Given text —
When it comes to brands that are killing it creatively, in Australia you don’t get much bigger than Telstra. So it shouldn’t come as much of a surprise that for CMO Brent Smart, the key to staying ‘One Step Ahead’ is to double, triple and quadruple-down on creativity.

Speaking to Omnicom Advertising Group’s CEO and president Troy Ruhanen in the second episode of his One Step Ahead interview series, Brent details just how he ensures that his team engages with creativity across the board to ensure that all of their marketing, beyond the show-stopping TV ads, is as effective and impactful as possible.

As a tech-driven business, Brent and the Telstra team are no strangers to tech innovation, but as far as he’s concerned, creative innovation is just as, if not more, important. 


“For me the most important thing for us as marketers is to be distinctive,” he says. “Our innovation is really focused on creative innovation, on creative excellence and how we can use creativity to be a distinctive brand more than anything else. That’s our number one priority.”

In order to do that, says Brent, his team treats creativity as a capability. He reflects that most marketing teams have media, martech and automation capabilities but that creativity is treated as “this black box thing that happens at the agency”. At Telstra, there’s a head of creative excellence on the marketing leadership team (he appointed Nicky Bryson to the role this week).

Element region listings
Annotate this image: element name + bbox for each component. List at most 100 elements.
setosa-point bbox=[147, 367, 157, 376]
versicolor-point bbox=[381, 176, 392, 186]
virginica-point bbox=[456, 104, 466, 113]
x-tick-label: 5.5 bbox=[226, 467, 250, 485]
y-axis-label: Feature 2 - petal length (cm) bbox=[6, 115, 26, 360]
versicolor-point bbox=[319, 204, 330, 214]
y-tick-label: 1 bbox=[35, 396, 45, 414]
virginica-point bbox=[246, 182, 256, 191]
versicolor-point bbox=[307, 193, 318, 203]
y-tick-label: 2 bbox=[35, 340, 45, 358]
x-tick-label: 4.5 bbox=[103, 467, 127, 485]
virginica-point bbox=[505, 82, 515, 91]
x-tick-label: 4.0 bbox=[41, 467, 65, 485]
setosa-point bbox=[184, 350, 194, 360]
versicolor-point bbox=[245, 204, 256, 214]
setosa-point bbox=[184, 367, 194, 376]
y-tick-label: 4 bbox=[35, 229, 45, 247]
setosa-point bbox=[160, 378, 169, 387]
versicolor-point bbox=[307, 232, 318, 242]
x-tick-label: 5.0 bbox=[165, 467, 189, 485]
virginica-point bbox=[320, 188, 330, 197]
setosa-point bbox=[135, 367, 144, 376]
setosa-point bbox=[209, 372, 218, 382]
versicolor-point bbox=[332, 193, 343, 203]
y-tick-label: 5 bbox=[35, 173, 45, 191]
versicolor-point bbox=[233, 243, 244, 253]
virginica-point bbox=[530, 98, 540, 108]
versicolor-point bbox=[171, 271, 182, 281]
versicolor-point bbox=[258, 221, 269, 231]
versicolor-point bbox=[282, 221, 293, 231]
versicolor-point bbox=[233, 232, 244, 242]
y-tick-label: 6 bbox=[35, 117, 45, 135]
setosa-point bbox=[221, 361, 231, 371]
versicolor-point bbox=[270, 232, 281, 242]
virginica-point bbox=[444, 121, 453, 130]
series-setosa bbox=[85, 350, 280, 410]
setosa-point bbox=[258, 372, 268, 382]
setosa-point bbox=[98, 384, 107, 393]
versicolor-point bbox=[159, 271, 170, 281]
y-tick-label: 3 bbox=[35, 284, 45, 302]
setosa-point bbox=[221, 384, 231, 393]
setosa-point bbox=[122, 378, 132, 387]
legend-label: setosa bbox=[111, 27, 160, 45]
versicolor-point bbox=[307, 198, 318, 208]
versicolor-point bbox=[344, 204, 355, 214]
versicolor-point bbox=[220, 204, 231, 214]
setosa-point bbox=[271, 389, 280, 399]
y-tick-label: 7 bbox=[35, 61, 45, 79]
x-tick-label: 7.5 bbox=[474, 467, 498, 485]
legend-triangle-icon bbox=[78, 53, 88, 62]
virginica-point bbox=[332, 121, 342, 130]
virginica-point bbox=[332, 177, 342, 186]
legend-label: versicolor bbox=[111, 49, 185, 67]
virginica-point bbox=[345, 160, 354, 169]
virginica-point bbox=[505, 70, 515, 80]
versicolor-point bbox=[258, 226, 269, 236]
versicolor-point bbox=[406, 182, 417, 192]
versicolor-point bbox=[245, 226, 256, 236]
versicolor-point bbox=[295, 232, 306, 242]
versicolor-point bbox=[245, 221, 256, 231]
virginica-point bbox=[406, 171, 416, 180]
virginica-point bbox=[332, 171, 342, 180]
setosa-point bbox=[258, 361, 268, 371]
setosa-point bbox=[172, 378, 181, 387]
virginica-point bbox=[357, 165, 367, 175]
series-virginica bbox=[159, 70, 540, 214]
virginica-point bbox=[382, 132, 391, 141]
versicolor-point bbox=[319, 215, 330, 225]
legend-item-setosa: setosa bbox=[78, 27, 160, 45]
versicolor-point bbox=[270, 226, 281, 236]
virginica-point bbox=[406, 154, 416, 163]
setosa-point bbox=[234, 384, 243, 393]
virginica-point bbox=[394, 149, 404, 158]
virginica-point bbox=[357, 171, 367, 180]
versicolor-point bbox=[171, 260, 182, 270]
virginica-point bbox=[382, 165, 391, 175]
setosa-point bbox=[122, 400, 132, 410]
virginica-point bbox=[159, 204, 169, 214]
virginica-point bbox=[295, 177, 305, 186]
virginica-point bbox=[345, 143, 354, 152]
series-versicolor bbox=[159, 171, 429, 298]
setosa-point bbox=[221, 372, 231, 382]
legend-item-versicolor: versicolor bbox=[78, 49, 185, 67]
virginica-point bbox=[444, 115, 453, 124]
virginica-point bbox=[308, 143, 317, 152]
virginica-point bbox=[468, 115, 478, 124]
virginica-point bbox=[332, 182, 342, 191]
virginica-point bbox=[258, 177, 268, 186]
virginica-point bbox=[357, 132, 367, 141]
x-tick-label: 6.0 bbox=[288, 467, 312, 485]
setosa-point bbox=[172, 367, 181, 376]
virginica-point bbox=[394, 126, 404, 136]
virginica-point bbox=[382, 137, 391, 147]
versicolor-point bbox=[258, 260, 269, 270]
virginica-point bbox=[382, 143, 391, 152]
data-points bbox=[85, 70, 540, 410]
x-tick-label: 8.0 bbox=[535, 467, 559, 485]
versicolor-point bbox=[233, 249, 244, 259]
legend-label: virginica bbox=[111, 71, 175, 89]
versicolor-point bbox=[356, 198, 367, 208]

Direction 1 — Rewrite the part of the Telstra passage that opens with the words containing "Speaking to Omnicom" and closes with "not more, important.", changing "show-stopping" to "headline-grabbing".
Direction 2 — According to the Telstra passage, whom did Brent appoint as head of creative excellence?
Direction 3 — Continue the passage about Telstra's marketing from where it stops.

Written answer 1 —
Speaking to Omnicom Advertising Group’s CEO and president Troy Ruhanen in the second episode of his One Step Ahead interview series, Brent details just how he ensures that his team engages with creativity across the board to ensure that all of their marketing, beyond the headline-grabbing TV ads, is as effective and impactful as possible.

As a tech-driven business, Brent and the Telstra team are no strangers to tech innovation, but as far as he’s concerned, creative innovation is just as, if not more, important.

Written answer 2 — Nicky Bryson

Written answer 3 —
The team has a shared ‘language’ around creativity, a framework for assessing it, and go through every single output, on every single touchpoint, every single quarter.

“You just have to do that consistently because it says to people ‘it matters’,” he says.

It has a knock-on effect on the impact of the work, the customer experience (as every touchpoint is treated with creative care), but perhaps most profoundly it shapes the team.

“Ultimately, I think what’s really important is you’ve got to give people creative confidence,” adds Brent. “And this is something I’ve learned. I think I was lucky because I grew up in agencies, so I was pretty confident around the work, but a lot of people in corporates, they’re not and creativity is a bit scary. So we want to build creative confidence in our teams.”

That creative excellence focus extends into the marketing team’s application of AI. It’s not enough to use it as a means of creating cheaper, faster content. “I’m more excited about the creative potential of using AI where it can actually add to the experience and make the experience way more interesting than it could have been without it.”

Perhaps the one thing that really keeps Brent ‘one step ahead’ is that he makes a point of going back, back to the thing that attracted him to the advertising and marketing world in the first place: the work.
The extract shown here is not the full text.